* [DATA TO PROCESS]
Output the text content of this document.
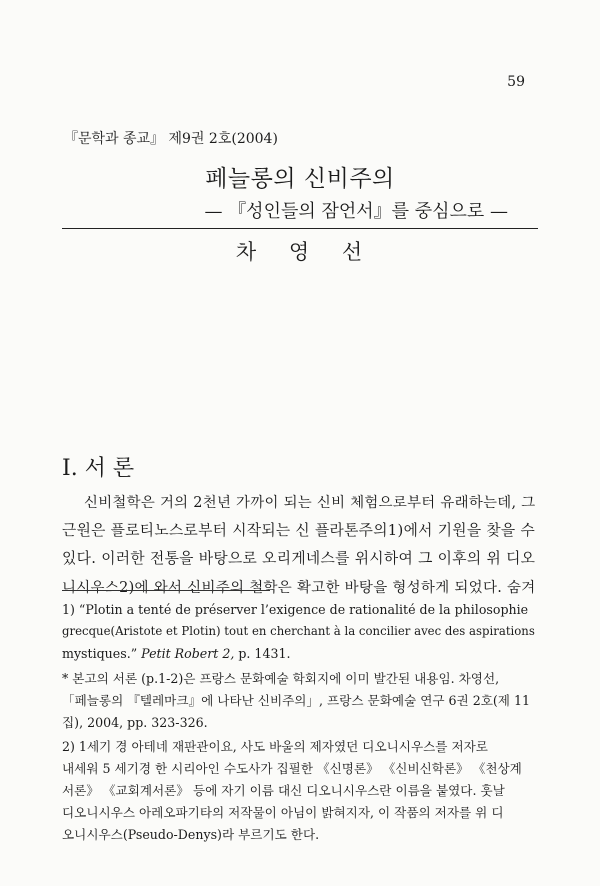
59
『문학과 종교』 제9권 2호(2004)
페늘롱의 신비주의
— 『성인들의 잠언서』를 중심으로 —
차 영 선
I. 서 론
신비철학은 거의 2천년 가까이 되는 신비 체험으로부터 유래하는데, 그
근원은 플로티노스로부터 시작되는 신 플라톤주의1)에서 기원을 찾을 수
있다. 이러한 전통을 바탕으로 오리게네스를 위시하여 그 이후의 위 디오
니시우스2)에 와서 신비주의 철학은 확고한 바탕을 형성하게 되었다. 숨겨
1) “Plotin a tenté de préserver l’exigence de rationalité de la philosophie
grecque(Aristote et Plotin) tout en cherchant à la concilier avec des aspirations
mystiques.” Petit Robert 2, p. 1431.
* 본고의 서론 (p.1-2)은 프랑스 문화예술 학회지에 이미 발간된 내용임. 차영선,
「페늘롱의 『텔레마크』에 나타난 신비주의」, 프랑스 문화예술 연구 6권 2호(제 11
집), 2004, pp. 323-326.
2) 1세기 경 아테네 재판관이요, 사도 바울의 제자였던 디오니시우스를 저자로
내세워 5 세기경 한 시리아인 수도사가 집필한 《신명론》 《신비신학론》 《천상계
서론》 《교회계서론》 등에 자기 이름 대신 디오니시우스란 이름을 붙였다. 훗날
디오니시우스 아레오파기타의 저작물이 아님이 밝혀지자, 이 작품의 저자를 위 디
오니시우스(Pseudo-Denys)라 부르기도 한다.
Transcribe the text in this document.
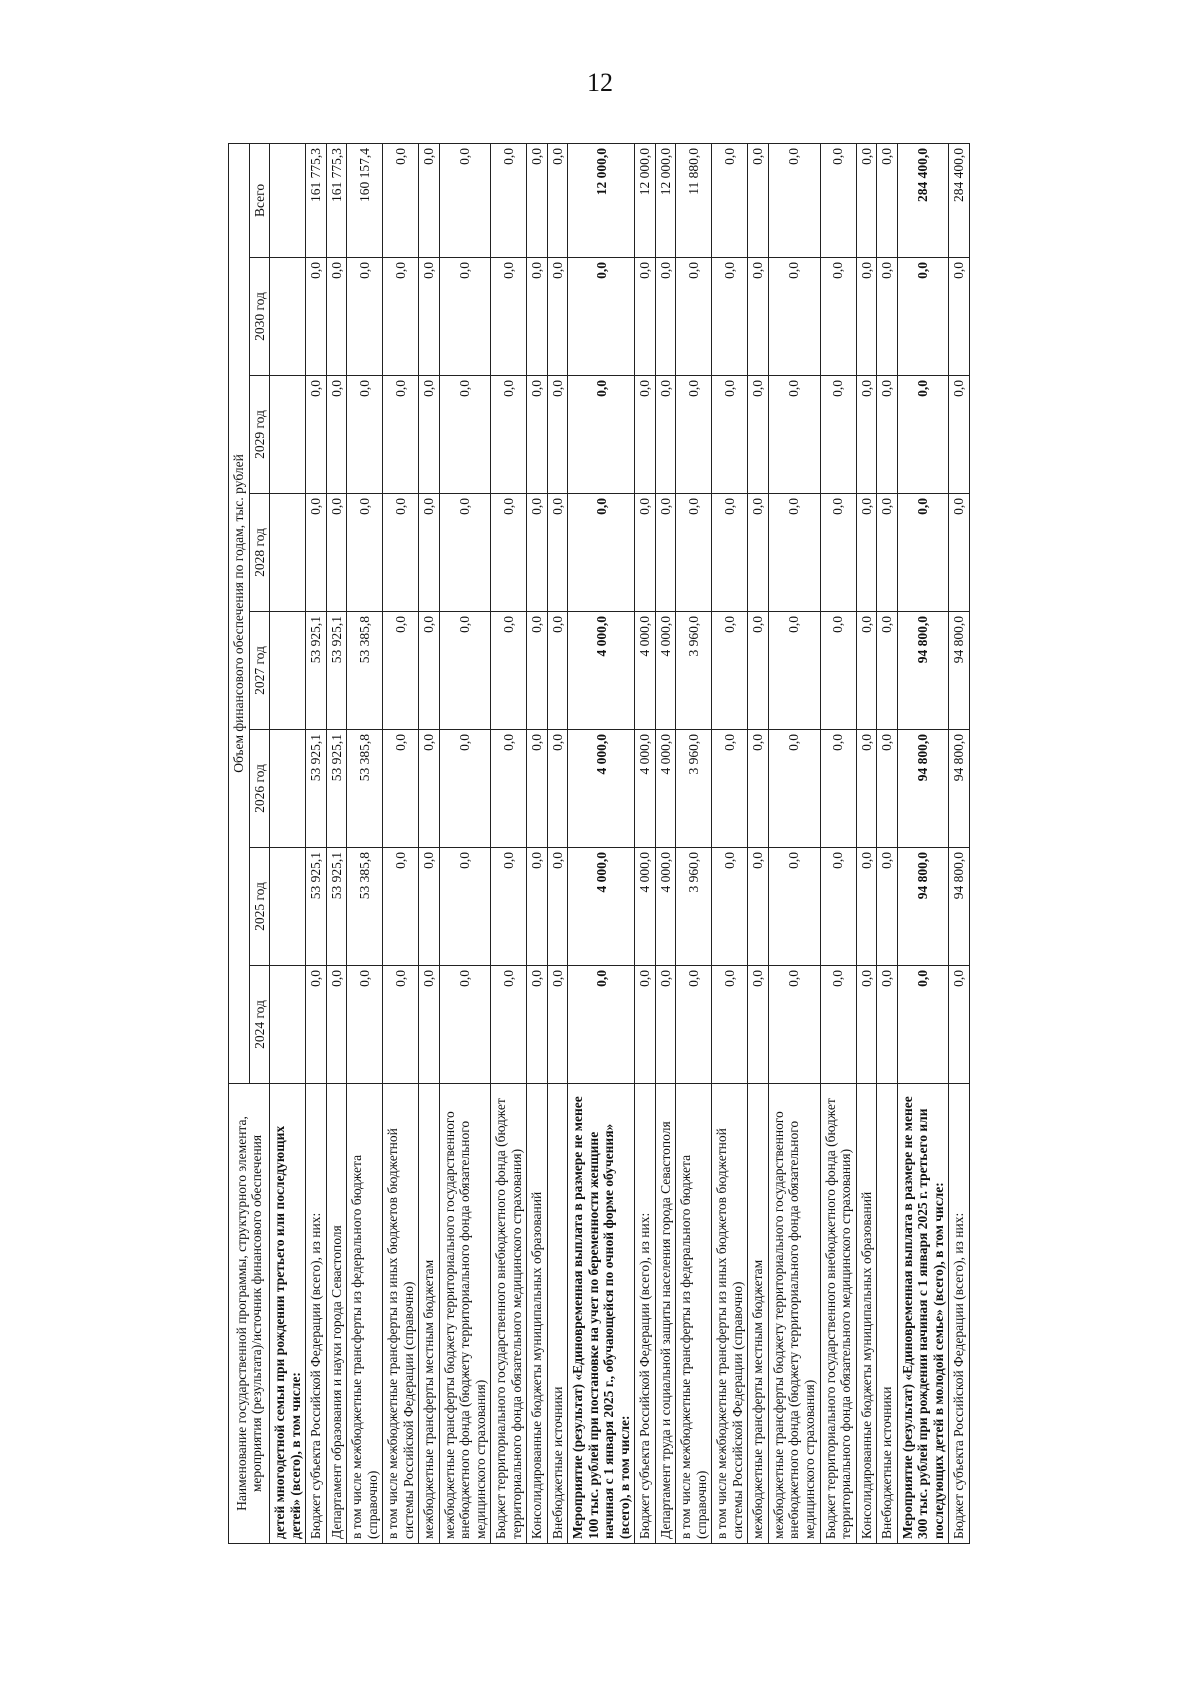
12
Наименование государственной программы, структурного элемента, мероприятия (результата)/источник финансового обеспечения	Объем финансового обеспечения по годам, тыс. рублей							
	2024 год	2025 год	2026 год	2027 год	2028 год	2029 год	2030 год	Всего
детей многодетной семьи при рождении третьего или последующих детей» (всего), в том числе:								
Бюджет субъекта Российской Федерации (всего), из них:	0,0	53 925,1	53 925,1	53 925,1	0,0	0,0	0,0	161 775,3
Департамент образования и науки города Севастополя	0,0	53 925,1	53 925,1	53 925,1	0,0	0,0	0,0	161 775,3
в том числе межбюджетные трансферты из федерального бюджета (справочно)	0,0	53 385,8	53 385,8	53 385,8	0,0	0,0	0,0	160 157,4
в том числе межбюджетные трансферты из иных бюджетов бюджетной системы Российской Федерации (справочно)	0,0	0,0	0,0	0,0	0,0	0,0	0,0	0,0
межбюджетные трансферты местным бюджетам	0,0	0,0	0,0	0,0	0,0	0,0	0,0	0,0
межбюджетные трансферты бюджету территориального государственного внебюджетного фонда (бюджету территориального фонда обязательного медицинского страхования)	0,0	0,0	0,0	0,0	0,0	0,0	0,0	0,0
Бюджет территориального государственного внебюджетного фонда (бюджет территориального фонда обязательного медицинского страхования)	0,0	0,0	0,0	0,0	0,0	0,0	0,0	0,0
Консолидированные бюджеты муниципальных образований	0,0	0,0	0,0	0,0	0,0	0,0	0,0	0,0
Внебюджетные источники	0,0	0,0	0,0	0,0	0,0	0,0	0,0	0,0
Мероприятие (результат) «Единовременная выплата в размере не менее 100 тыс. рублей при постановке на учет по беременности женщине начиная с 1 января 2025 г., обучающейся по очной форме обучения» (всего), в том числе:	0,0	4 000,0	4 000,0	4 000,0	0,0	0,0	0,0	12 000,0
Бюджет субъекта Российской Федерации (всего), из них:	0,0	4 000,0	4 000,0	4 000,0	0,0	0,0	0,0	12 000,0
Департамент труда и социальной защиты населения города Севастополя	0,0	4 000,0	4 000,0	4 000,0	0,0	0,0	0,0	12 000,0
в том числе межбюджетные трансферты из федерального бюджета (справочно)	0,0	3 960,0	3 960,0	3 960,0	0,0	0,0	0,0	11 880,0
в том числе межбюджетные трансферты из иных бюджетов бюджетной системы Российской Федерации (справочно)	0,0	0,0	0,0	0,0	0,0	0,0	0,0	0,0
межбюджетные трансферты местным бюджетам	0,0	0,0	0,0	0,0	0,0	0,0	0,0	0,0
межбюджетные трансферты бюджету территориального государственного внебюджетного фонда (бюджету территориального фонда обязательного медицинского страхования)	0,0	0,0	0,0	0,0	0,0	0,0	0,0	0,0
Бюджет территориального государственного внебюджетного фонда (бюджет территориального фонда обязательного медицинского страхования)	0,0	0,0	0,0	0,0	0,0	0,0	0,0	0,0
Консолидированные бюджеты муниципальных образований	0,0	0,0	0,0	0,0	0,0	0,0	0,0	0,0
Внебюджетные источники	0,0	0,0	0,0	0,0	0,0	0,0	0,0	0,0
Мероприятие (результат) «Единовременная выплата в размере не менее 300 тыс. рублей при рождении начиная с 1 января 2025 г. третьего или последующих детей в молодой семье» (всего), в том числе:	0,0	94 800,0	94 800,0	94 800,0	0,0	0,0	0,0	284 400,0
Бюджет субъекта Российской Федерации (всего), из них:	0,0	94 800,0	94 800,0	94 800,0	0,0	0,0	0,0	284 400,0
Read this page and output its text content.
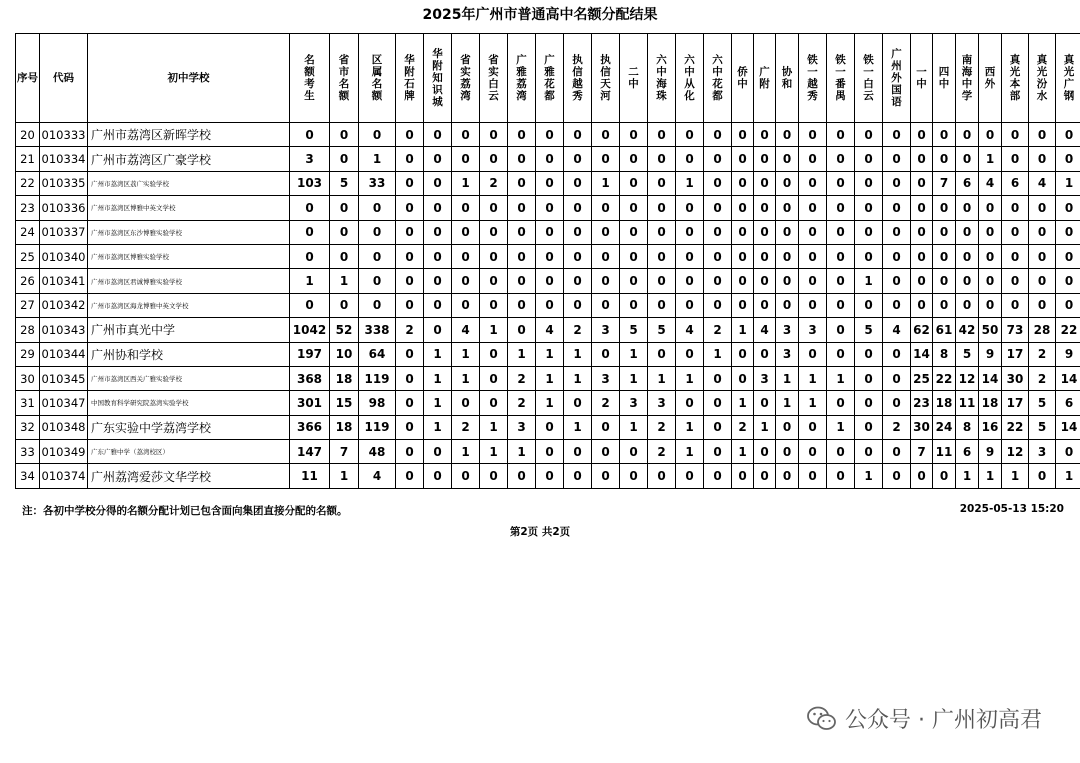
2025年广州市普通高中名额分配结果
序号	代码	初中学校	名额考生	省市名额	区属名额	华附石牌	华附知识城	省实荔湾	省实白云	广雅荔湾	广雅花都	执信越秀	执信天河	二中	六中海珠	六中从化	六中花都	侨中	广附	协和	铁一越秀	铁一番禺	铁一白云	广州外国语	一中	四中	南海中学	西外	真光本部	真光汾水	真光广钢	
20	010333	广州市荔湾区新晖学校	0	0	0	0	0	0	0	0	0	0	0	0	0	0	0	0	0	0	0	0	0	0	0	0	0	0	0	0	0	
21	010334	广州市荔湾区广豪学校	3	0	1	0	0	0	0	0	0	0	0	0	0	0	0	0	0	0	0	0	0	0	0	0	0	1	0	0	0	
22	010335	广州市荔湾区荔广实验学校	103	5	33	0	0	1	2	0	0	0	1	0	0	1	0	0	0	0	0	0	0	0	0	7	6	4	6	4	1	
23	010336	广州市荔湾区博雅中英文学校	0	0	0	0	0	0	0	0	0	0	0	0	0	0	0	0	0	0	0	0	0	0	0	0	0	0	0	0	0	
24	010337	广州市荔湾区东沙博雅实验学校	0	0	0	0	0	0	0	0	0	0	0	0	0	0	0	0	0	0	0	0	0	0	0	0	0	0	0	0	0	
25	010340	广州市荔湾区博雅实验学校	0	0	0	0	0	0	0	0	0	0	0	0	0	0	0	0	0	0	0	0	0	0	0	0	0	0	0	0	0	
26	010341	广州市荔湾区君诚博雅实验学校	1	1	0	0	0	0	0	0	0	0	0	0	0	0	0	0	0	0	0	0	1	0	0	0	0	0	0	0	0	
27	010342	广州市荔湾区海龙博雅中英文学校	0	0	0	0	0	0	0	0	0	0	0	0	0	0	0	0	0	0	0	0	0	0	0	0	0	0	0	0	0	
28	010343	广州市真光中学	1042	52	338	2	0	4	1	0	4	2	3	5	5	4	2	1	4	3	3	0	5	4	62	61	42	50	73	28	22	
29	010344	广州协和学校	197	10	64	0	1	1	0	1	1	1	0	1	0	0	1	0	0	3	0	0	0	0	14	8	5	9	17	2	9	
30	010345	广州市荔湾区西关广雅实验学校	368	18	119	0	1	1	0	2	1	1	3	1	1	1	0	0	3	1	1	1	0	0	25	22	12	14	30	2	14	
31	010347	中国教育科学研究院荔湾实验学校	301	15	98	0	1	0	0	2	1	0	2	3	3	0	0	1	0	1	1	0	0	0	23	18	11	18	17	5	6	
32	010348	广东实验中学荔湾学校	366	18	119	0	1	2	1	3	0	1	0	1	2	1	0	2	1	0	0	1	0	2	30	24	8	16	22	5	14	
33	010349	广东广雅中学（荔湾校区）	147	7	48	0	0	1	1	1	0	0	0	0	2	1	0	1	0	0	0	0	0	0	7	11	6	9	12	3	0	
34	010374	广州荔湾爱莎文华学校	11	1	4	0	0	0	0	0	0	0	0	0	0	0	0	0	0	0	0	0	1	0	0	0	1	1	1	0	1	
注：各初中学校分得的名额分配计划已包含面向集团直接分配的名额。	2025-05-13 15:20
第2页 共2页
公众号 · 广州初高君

* [OBJECTIVE]
Make an exact copy of the lines of the records from the line containing "Read this page and output its text content." through the final line, both ends included, but not of the pictures.

* [RESPONSE TO THIS EXERCISE]
Read this page and output its text content.
2025年广州市普通高中名额分配结果
序号	代码	初中学校	名额考生	省市名额	区属名额	华附石牌	华附知识城	省实荔湾	省实白云	广雅荔湾	广雅花都	执信越秀	执信天河	二中	六中海珠	六中从化	六中花都	侨中	广附	协和	铁一越秀	铁一番禺	铁一白云	广州外国语	一中	四中	南海中学	西外	真光本部	真光汾水	真光广钢	
20	010333	广州市荔湾区新晖学校	0	0	0	0	0	0	0	0	0	0	0	0	0	0	0	0	0	0	0	0	0	0	0	0	0	0	0	0	0	
21	010334	广州市荔湾区广豪学校	3	0	1	0	0	0	0	0	0	0	0	0	0	0	0	0	0	0	0	0	0	0	0	0	0	1	0	0	0	
22	010335	广州市荔湾区荔广实验学校	103	5	33	0	0	1	2	0	0	0	1	0	0	1	0	0	0	0	0	0	0	0	0	7	6	4	6	4	1	
23	010336	广州市荔湾区博雅中英文学校	0	0	0	0	0	0	0	0	0	0	0	0	0	0	0	0	0	0	0	0	0	0	0	0	0	0	0	0	0	
24	010337	广州市荔湾区东沙博雅实验学校	0	0	0	0	0	0	0	0	0	0	0	0	0	0	0	0	0	0	0	0	0	0	0	0	0	0	0	0	0	
25	010340	广州市荔湾区博雅实验学校	0	0	0	0	0	0	0	0	0	0	0	0	0	0	0	0	0	0	0	0	0	0	0	0	0	0	0	0	0	
26	010341	广州市荔湾区君诚博雅实验学校	1	1	0	0	0	0	0	0	0	0	0	0	0	0	0	0	0	0	0	0	1	0	0	0	0	0	0	0	0	
27	010342	广州市荔湾区海龙博雅中英文学校	0	0	0	0	0	0	0	0	0	0	0	0	0	0	0	0	0	0	0	0	0	0	0	0	0	0	0	0	0	
28	010343	广州市真光中学	1042	52	338	2	0	4	1	0	4	2	3	5	5	4	2	1	4	3	3	0	5	4	62	61	42	50	73	28	22	
29	010344	广州协和学校	197	10	64	0	1	1	0	1	1	1	0	1	0	0	1	0	0	3	0	0	0	0	14	8	5	9	17	2	9	
30	010345	广州市荔湾区西关广雅实验学校	368	18	119	0	1	1	0	2	1	1	3	1	1	1	0	0	3	1	1	1	0	0	25	22	12	14	30	2	14	
31	010347	中国教育科学研究院荔湾实验学校	301	15	98	0	1	0	0	2	1	0	2	3	3	0	0	1	0	1	1	0	0	0	23	18	11	18	17	5	6	
32	010348	广东实验中学荔湾学校	366	18	119	0	1	2	1	3	0	1	0	1	2	1	0	2	1	0	0	1	0	2	30	24	8	16	22	5	14	
33	010349	广东广雅中学（荔湾校区）	147	7	48	0	0	1	1	1	0	0	0	0	2	1	0	1	0	0	0	0	0	0	7	11	6	9	12	3	0	
34	010374	广州荔湾爱莎文华学校	11	1	4	0	0	0	0	0	0	0	0	0	0	0	0	0	0	0	0	0	1	0	0	0	1	1	1	0	1	
注：各初中学校分得的名额分配计划已包含面向集团直接分配的名额。	2025-05-13 15:20
第2页 共2页
公众号 · 广州初高君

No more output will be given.